▶ [TASK OBJECTIVE]: Pick out every line that holds the string "Beneficiários" and copy it.

▶ [PROVIDED DATA]:

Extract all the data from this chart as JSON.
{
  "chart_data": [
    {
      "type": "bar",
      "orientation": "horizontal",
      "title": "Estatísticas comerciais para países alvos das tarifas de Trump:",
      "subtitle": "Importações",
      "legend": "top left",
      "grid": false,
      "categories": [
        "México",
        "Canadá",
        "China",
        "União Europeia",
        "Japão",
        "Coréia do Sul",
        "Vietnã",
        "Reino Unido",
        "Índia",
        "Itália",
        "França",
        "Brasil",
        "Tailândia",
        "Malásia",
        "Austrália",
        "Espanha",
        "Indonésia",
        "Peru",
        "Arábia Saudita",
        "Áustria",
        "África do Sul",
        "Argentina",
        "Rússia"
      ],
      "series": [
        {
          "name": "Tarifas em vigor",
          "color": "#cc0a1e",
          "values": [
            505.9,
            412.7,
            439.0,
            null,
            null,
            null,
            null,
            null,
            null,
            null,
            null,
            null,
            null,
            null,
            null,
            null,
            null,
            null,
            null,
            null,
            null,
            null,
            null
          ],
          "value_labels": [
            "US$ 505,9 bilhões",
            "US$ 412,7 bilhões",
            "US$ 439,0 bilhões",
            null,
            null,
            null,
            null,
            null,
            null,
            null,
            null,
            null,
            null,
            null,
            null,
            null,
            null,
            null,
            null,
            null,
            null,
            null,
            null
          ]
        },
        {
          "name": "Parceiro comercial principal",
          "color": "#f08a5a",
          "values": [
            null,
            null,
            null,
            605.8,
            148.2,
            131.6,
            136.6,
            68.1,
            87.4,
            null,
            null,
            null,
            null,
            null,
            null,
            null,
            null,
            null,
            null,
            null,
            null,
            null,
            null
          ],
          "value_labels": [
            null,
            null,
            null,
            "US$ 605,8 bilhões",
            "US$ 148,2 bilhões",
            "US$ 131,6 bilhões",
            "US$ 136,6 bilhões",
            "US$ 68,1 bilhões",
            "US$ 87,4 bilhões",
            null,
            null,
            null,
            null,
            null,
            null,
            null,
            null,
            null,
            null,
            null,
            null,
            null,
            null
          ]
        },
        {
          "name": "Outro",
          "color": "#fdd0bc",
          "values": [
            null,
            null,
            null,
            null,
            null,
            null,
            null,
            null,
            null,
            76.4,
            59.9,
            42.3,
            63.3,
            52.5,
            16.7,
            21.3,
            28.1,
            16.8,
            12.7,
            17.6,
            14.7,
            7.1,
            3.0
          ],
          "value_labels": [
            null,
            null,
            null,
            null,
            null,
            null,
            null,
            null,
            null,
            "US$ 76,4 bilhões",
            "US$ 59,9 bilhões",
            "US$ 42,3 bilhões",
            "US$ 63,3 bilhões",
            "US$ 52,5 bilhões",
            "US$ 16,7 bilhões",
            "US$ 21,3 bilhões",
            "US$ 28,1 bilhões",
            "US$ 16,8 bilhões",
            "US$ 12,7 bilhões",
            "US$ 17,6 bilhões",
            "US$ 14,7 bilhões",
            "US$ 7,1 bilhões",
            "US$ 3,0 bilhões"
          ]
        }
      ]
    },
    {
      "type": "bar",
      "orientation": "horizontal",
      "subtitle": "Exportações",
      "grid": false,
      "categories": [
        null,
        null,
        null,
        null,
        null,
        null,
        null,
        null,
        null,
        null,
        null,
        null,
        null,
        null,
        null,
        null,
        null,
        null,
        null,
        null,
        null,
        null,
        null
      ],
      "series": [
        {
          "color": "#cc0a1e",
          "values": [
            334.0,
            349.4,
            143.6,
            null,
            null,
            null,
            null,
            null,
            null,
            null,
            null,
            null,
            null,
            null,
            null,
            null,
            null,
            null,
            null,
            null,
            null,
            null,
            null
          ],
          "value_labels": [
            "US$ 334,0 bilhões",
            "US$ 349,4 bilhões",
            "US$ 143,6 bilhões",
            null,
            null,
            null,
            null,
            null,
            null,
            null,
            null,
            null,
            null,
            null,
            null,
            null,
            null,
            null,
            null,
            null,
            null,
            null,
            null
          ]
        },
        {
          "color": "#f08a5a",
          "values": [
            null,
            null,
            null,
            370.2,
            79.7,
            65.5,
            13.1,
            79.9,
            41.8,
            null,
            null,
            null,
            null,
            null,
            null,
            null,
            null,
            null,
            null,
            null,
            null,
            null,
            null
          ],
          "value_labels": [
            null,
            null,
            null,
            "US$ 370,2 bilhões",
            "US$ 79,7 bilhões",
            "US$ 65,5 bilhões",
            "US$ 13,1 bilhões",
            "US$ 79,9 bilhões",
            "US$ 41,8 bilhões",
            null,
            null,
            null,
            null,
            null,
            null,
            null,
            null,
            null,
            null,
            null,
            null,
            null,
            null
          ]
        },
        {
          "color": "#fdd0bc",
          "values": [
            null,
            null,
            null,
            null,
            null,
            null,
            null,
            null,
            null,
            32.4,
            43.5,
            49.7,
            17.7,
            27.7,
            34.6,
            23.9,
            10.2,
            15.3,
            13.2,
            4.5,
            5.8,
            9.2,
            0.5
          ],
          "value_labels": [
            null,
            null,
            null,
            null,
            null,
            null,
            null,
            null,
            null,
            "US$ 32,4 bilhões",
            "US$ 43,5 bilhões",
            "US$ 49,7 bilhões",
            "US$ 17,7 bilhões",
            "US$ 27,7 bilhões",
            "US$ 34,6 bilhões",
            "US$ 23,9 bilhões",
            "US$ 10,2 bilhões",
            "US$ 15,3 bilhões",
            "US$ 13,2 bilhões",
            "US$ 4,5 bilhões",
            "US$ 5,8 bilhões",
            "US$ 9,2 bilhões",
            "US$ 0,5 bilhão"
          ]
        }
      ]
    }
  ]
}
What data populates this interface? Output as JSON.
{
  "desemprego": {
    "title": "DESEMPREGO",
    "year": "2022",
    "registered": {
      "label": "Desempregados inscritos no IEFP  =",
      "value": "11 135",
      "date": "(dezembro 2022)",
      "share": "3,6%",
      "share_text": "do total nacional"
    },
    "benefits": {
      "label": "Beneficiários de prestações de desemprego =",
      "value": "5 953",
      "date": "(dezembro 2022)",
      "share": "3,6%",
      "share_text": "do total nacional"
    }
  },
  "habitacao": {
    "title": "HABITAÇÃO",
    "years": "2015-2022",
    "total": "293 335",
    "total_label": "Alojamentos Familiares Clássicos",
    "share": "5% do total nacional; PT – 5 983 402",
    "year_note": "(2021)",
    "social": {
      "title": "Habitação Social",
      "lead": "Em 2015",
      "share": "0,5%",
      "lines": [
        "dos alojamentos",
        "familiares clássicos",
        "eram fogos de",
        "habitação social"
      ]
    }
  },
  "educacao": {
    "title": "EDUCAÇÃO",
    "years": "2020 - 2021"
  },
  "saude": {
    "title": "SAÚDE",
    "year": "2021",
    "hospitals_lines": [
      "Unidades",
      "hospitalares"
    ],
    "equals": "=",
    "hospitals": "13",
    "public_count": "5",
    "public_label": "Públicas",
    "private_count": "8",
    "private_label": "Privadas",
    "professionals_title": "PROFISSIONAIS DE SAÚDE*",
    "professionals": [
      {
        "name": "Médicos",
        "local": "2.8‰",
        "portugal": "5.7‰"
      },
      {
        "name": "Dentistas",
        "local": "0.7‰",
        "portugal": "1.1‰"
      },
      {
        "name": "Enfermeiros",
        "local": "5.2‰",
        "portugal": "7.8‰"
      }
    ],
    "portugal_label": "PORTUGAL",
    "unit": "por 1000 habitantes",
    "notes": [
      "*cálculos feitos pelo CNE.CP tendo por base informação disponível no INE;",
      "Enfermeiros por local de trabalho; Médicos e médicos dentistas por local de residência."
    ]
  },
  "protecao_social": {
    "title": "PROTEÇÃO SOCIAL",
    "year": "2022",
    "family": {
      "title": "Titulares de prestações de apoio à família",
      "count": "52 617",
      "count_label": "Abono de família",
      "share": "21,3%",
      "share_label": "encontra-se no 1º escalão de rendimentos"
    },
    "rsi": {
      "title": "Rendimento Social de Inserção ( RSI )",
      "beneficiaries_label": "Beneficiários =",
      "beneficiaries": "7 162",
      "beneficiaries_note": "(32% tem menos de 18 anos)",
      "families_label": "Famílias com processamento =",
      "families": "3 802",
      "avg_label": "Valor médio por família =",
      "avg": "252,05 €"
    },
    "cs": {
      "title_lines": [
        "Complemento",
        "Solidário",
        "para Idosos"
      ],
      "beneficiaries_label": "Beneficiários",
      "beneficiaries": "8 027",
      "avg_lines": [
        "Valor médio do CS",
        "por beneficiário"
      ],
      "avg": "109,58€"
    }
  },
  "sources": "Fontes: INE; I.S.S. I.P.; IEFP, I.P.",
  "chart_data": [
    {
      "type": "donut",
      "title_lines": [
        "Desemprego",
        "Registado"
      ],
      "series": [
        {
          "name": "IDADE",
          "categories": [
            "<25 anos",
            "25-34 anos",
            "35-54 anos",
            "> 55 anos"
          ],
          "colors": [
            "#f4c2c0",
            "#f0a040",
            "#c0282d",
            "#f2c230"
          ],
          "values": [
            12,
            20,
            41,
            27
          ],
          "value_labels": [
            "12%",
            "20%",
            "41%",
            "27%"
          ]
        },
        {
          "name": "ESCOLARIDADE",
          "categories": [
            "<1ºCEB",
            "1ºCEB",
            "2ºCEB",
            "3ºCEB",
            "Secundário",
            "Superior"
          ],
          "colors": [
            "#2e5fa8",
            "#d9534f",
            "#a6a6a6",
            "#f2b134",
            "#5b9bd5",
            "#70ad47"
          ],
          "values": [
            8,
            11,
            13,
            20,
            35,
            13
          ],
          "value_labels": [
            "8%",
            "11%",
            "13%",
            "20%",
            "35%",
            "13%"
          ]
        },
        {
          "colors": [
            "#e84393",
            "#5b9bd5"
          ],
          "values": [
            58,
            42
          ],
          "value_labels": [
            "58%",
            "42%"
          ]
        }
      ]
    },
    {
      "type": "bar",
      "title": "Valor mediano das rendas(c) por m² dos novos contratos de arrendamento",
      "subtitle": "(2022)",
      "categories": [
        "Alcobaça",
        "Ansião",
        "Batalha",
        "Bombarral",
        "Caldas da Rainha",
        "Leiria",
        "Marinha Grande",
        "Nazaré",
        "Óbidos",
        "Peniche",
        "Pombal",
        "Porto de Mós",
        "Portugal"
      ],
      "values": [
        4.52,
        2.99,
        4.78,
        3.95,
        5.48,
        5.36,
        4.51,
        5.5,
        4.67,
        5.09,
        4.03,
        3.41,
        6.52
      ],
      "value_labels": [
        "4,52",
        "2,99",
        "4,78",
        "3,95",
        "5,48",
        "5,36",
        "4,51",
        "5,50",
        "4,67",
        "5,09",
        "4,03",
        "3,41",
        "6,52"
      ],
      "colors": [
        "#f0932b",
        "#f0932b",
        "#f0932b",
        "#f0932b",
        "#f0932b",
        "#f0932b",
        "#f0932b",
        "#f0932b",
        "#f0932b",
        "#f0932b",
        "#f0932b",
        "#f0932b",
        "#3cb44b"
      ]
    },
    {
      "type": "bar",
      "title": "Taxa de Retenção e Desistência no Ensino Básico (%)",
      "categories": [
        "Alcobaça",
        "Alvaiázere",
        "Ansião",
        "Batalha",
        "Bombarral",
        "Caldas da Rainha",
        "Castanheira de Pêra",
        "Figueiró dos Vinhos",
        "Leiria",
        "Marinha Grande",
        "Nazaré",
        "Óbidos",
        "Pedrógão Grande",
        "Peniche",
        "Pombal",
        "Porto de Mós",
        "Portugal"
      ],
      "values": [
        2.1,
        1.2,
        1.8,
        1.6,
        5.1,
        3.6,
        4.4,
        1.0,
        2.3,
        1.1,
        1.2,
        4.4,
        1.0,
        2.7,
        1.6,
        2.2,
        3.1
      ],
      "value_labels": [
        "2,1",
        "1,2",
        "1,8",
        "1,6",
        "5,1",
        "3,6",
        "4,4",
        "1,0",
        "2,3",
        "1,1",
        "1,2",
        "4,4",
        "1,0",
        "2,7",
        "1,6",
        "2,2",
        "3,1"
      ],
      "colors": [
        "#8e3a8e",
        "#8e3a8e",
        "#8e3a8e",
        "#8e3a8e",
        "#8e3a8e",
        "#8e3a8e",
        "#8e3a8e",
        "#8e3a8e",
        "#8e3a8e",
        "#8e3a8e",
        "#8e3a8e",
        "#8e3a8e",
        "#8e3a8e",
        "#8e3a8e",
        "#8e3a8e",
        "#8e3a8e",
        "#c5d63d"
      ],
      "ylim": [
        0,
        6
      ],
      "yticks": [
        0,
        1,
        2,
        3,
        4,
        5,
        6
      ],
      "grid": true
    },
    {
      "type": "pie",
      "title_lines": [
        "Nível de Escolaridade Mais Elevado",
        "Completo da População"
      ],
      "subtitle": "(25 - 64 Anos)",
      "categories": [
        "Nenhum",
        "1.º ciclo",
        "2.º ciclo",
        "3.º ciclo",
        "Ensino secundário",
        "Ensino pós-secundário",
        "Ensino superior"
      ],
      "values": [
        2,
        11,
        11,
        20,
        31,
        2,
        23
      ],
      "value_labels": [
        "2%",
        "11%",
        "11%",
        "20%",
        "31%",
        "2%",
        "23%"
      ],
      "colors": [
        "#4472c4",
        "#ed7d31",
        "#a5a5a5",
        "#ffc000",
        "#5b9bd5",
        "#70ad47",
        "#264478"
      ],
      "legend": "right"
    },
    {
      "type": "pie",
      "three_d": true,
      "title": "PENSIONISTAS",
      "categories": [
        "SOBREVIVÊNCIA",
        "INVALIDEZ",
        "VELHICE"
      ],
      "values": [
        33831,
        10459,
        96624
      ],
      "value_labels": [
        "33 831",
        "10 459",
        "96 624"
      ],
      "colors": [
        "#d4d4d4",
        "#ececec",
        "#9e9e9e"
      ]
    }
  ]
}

▶ [ANSWER TO THIS EXERCISE]:
      "label": "Beneficiários de prestações de desemprego =",
      "beneficiaries_label": "Beneficiários =",
      "beneficiaries_label": "Beneficiários",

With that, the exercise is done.